__Problem description__: Identify the lines bearing the string "Zamanlama" and gather them.

#### Material

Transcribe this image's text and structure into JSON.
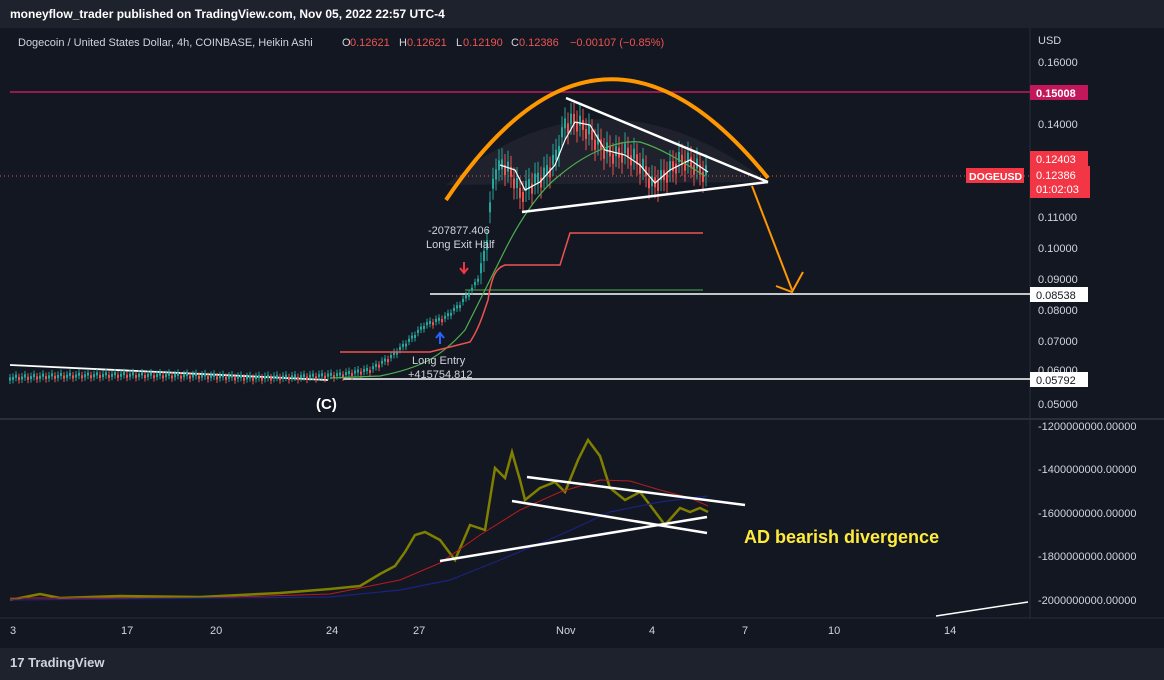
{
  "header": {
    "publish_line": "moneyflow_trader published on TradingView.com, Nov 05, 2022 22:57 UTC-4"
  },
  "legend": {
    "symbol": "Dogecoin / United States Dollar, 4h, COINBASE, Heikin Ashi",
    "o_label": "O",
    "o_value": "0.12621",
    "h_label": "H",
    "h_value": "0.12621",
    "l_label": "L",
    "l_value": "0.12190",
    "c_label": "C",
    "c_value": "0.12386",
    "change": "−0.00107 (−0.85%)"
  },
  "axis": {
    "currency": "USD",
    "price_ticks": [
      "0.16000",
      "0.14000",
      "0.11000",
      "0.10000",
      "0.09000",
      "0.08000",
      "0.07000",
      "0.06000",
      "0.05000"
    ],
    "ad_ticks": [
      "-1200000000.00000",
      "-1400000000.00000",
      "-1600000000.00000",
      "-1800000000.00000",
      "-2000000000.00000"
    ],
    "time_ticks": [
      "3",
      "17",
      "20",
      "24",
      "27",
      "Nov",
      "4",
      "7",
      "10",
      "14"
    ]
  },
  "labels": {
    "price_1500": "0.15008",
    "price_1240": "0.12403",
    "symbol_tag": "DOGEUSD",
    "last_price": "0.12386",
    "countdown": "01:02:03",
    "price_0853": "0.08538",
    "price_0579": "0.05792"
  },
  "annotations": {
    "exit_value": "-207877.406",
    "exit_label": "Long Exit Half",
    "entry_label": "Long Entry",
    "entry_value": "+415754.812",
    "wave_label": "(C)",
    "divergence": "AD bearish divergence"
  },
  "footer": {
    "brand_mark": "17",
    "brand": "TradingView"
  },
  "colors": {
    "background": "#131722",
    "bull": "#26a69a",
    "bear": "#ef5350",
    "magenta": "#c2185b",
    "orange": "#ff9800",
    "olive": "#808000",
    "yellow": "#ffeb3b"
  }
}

########
#### Material

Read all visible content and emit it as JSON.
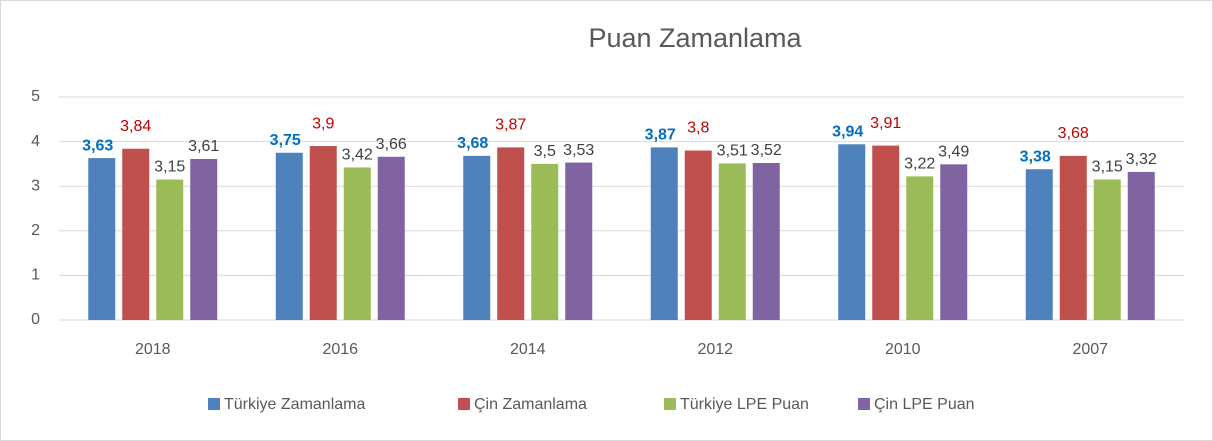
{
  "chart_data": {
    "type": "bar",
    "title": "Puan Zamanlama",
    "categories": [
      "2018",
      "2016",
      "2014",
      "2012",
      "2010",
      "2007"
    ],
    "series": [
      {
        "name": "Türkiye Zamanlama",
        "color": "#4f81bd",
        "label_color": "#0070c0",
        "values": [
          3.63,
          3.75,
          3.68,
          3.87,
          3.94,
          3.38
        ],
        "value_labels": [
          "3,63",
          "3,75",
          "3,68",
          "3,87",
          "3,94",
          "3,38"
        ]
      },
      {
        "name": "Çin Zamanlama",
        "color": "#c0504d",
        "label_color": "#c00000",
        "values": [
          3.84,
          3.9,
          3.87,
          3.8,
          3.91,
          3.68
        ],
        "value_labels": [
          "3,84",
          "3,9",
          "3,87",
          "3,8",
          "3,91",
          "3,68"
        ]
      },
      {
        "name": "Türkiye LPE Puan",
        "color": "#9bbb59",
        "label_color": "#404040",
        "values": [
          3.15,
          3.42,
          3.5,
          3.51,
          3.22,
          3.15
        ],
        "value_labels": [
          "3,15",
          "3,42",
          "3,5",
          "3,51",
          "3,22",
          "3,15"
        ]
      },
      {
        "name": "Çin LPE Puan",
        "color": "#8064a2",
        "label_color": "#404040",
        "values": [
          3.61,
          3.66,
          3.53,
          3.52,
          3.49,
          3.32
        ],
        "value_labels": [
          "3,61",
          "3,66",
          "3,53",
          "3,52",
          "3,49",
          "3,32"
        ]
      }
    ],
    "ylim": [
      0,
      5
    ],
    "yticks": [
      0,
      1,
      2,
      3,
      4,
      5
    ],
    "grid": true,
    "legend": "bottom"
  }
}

########

__Exercise solution__:
    "title": "Puan Zamanlama",
        "name": "Türkiye Zamanlama",
        "name": "Çin Zamanlama",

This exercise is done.